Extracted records
+ + + + +
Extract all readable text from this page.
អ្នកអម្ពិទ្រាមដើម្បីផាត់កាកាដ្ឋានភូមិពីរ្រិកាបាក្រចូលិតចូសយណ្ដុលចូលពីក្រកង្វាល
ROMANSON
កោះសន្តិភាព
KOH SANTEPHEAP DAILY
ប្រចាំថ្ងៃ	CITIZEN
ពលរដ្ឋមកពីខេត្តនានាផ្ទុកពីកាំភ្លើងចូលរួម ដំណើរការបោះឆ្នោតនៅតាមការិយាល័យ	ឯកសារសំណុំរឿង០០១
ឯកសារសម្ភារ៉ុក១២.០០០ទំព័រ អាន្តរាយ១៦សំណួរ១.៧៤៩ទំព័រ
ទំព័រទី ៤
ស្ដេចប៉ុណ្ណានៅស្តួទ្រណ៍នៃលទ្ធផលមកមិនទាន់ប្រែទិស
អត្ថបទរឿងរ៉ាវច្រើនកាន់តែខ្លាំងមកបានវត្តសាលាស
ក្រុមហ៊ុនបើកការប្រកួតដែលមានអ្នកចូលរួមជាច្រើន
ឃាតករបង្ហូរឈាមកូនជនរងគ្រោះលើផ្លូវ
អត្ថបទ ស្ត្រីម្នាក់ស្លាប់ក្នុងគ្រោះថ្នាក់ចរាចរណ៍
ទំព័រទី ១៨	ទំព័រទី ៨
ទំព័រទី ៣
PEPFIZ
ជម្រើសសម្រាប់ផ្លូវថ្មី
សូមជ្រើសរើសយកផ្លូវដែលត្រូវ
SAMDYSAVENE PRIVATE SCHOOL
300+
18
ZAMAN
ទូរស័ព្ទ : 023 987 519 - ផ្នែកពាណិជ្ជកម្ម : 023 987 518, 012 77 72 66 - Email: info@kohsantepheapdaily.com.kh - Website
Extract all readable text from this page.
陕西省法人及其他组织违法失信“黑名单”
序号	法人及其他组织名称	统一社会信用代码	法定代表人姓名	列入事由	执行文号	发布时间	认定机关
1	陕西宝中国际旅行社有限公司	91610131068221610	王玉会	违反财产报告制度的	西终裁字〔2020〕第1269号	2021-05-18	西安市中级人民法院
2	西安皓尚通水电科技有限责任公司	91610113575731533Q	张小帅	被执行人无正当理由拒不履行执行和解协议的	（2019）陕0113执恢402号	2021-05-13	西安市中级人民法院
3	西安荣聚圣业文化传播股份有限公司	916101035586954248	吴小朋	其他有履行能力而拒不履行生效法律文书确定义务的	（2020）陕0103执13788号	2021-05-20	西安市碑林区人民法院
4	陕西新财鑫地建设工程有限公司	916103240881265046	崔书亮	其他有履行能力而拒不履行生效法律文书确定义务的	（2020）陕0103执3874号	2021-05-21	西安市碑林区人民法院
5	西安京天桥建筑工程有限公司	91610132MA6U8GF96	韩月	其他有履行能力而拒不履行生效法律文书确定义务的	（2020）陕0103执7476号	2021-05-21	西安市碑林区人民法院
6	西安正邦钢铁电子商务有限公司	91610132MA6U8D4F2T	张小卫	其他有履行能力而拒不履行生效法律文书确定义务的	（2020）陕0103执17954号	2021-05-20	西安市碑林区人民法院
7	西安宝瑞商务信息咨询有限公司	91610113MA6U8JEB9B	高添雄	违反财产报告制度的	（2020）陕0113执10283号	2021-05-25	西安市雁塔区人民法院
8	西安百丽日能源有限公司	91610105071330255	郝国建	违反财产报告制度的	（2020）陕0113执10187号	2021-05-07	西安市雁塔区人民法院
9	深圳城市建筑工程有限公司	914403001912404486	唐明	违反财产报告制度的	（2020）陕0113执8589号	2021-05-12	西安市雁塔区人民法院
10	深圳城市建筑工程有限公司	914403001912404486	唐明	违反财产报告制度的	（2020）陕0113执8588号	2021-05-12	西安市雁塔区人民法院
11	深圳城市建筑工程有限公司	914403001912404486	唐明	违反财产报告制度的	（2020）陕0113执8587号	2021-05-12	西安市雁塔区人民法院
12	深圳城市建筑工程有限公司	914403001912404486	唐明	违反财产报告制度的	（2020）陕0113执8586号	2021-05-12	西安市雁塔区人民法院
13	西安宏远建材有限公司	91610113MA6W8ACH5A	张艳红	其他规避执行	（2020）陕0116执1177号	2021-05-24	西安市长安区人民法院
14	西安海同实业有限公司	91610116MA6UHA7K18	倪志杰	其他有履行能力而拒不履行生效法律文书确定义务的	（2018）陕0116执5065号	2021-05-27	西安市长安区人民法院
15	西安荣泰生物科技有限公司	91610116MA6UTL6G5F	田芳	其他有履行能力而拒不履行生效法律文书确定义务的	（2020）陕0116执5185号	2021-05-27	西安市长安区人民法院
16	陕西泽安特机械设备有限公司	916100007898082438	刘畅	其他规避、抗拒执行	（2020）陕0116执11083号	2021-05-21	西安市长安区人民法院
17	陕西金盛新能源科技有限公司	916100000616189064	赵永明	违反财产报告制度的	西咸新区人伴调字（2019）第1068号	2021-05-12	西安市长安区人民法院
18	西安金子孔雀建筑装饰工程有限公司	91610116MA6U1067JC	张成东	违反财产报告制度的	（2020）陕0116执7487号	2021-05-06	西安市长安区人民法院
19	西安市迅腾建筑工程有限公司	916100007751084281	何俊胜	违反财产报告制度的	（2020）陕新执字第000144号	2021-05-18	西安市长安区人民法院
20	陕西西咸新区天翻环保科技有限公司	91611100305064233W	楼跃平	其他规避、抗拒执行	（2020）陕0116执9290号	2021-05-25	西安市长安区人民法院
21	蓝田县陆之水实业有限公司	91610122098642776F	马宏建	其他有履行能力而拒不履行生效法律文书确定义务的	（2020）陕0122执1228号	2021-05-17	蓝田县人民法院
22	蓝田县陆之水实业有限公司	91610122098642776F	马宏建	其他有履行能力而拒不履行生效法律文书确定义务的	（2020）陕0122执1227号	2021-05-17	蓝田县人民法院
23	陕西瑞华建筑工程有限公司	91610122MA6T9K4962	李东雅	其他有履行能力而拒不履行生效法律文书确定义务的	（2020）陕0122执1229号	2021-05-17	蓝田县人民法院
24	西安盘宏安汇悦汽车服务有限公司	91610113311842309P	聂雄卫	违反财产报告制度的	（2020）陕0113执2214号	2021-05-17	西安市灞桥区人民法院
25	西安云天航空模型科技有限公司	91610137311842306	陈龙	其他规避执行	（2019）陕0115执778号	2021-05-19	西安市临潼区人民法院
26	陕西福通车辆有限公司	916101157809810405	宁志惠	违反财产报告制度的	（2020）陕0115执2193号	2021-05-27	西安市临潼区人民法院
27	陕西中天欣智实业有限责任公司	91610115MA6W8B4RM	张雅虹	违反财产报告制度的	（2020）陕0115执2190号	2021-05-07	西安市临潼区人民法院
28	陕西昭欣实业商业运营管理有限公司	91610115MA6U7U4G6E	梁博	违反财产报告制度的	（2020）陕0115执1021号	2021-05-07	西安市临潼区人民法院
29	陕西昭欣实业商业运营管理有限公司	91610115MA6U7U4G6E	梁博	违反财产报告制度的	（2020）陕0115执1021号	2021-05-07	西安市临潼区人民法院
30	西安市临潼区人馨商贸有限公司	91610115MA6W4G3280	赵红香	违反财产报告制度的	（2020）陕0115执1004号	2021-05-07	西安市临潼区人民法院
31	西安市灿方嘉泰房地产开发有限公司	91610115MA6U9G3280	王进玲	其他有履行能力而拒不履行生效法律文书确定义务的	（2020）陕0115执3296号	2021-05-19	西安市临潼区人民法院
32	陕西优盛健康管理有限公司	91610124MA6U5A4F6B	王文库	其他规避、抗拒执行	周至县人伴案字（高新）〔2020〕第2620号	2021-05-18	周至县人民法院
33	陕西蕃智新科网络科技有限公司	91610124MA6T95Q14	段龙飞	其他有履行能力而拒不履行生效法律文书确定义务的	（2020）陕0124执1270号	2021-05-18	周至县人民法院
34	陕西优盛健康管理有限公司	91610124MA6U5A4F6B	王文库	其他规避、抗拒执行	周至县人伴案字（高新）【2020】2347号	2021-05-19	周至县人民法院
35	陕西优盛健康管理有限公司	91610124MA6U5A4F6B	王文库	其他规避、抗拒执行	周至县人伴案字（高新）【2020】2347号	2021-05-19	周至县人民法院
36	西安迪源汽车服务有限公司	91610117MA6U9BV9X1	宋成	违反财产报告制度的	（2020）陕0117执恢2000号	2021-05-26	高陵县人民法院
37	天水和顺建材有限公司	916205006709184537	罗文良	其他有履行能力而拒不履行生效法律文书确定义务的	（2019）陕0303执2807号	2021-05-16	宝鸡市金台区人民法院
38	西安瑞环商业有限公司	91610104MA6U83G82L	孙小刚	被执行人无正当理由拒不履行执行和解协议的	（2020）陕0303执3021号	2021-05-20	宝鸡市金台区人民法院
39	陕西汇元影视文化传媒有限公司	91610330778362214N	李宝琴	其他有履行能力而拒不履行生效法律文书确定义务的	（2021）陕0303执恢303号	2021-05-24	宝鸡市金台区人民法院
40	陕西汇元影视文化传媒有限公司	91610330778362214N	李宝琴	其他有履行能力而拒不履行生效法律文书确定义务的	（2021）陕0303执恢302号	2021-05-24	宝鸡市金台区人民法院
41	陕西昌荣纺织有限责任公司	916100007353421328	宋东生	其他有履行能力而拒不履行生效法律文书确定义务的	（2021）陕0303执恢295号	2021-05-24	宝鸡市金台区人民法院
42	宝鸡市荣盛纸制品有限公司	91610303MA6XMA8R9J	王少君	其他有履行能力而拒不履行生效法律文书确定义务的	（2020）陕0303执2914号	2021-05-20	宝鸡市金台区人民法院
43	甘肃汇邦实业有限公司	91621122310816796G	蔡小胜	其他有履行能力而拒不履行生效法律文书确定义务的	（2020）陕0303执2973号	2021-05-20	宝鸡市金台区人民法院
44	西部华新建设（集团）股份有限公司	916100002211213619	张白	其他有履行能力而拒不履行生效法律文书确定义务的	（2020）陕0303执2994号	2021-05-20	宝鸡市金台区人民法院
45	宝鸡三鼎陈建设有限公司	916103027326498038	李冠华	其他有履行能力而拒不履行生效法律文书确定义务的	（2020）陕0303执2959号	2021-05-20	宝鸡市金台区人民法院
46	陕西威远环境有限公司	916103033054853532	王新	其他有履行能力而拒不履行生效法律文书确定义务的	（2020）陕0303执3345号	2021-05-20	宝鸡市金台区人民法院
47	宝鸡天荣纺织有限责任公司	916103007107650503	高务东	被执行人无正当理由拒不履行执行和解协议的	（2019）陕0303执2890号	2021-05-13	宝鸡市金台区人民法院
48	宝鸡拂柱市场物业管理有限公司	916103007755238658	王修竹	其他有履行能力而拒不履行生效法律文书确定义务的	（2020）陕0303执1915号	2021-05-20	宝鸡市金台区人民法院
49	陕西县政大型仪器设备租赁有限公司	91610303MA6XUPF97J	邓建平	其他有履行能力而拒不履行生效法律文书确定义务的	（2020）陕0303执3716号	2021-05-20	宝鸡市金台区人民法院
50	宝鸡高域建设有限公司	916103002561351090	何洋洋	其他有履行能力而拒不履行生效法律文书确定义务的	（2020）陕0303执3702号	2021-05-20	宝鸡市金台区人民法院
+ + + + +
What needs to be done — Find the word "西安市长安区人民法院" in the data and copy out each line where it turns up.

Task response —
13	西安宏远建材有限公司	91610113MA6W8ACH5A	张艳红	其他规避执行	（2020）陕0116执1177号	2021-05-24	西安市长安区人民法院
14	西安海同实业有限公司	91610116MA6UHA7K18	倪志杰	其他有履行能力而拒不履行生效法律文书确定义务的	（2018）陕0116执5065号	2021-05-27	西安市长安区人民法院
15	西安荣泰生物科技有限公司	91610116MA6UTL6G5F	田芳	其他有履行能力而拒不履行生效法律文书确定义务的	（2020）陕0116执5185号	2021-05-27	西安市长安区人民法院
16	陕西泽安特机械设备有限公司	916100007898082438	刘畅	其他规避、抗拒执行	（2020）陕0116执11083号	2021-05-21	西安市长安区人民法院
17	陕西金盛新能源科技有限公司	916100000616189064	赵永明	违反财产报告制度的	西咸新区人伴调字（2019）第1068号	2021-05-12	西安市长安区人民法院
18	西安金子孔雀建筑装饰工程有限公司	91610116MA6U1067JC	张成东	违反财产报告制度的	（2020）陕0116执7487号	2021-05-06	西安市长安区人民法院
19	西安市迅腾建筑工程有限公司	916100007751084281	何俊胜	违反财产报告制度的	（2020）陕新执字第000144号	2021-05-18	西安市长安区人民法院
20	陕西西咸新区天翻环保科技有限公司	91611100305064233W	楼跃平	其他规避、抗拒执行	（2020）陕0116执9290号	2021-05-25	西安市长安区人民法院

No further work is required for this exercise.